■ **What is asked**
Quote all entries in full, exactly.

■ **Records provided**
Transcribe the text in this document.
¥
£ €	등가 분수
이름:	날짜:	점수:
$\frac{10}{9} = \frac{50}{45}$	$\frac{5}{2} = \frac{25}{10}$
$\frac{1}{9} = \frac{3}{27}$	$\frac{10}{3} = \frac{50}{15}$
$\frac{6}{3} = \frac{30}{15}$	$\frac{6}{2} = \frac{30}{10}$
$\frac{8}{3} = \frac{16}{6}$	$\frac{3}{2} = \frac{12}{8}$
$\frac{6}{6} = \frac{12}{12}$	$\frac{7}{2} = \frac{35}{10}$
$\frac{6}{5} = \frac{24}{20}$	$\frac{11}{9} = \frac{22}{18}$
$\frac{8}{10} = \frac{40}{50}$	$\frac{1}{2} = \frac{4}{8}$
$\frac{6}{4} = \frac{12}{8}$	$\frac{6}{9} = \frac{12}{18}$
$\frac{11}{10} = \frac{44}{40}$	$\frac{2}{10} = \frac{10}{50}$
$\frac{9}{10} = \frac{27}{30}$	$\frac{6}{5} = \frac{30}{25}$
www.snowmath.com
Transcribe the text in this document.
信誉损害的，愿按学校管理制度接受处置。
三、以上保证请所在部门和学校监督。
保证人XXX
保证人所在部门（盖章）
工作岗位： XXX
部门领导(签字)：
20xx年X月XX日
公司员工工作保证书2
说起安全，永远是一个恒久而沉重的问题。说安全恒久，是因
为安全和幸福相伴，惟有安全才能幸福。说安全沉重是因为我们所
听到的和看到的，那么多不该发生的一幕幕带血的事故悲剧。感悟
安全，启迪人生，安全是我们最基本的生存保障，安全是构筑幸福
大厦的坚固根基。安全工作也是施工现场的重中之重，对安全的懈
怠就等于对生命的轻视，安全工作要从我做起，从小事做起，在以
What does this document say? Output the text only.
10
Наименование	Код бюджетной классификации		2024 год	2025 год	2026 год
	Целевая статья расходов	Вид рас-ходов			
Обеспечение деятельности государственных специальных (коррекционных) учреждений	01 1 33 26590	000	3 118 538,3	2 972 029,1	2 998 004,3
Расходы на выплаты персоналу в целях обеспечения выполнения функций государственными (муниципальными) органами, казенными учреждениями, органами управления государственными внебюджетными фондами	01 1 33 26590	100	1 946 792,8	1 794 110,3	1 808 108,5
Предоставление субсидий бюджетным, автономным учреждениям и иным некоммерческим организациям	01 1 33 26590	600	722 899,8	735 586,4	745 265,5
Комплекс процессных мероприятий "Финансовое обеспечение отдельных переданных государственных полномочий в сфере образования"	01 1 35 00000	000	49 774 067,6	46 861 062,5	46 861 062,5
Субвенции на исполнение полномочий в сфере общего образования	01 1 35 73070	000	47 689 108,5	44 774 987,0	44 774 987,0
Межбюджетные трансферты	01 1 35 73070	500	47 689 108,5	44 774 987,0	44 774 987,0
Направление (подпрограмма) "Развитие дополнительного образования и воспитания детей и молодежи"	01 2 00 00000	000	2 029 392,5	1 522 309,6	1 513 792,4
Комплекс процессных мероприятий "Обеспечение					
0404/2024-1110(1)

■ **Solution for this exercise**
Transcribe the text in this document.
¥
£ €	등가 분수
이름:	날짜:	점수:
$\frac{10}{9} = \frac{50}{45}$	$\frac{5}{2} = \frac{25}{10}$
$\frac{1}{9} = \frac{3}{27}$	$\frac{10}{3} = \frac{50}{15}$
$\frac{6}{3} = \frac{30}{15}$	$\frac{6}{2} = \frac{30}{10}$
$\frac{8}{3} = \frac{16}{6}$	$\frac{3}{2} = \frac{12}{8}$
$\frac{6}{6} = \frac{12}{12}$	$\frac{7}{2} = \frac{35}{10}$
$\frac{6}{5} = \frac{24}{20}$	$\frac{11}{9} = \frac{22}{18}$
$\frac{8}{10} = \frac{40}{50}$	$\frac{1}{2} = \frac{4}{8}$
$\frac{6}{4} = \frac{12}{8}$	$\frac{6}{9} = \frac{12}{18}$
$\frac{11}{10} = \frac{44}{40}$	$\frac{2}{10} = \frac{10}{50}$
$\frac{9}{10} = \frac{27}{30}$	$\frac{6}{5} = \frac{30}{25}$
www.snowmath.com
Transcribe the text in this document.
信誉损害的，愿按学校管理制度接受处置。
三、以上保证请所在部门和学校监督。
保证人XXX
保证人所在部门（盖章）
工作岗位： XXX
部门领导(签字)：
20xx年X月XX日
公司员工工作保证书2
说起安全，永远是一个恒久而沉重的问题。说安全恒久，是因
为安全和幸福相伴，惟有安全才能幸福。说安全沉重是因为我们所
听到的和看到的，那么多不该发生的一幕幕带血的事故悲剧。感悟
安全，启迪人生，安全是我们最基本的生存保障，安全是构筑幸福
大厦的坚固根基。安全工作也是施工现场的重中之重，对安全的懈
怠就等于对生命的轻视，安全工作要从我做起，从小事做起，在以
What does this document say? Output the text only.
10
Наименование	Код бюджетной классификации		2024 год	2025 год	2026 год
	Целевая статья расходов	Вид рас-ходов			
Обеспечение деятельности государственных специальных (коррекционных) учреждений	01 1 33 26590	000	3 118 538,3	2 972 029,1	2 998 004,3
Расходы на выплаты персоналу в целях обеспечения выполнения функций государственными (муниципальными) органами, казенными учреждениями, органами управления государственными внебюджетными фондами	01 1 33 26590	100	1 946 792,8	1 794 110,3	1 808 108,5
Предоставление субсидий бюджетным, автономным учреждениям и иным некоммерческим организациям	01 1 33 26590	600	722 899,8	735 586,4	745 265,5
Комплекс процессных мероприятий "Финансовое обеспечение отдельных переданных государственных полномочий в сфере образования"	01 1 35 00000	000	49 774 067,6	46 861 062,5	46 861 062,5
Субвенции на исполнение полномочий в сфере общего образования	01 1 35 73070	000	47 689 108,5	44 774 987,0	44 774 987,0
Межбюджетные трансферты	01 1 35 73070	500	47 689 108,5	44 774 987,0	44 774 987,0
Направление (подпрограмма) "Развитие дополнительного образования и воспитания детей и молодежи"	01 2 00 00000	000	2 029 392,5	1 522 309,6	1 513 792,4
Комплекс процессных мероприятий "Обеспечение					
0404/2024-1110(1)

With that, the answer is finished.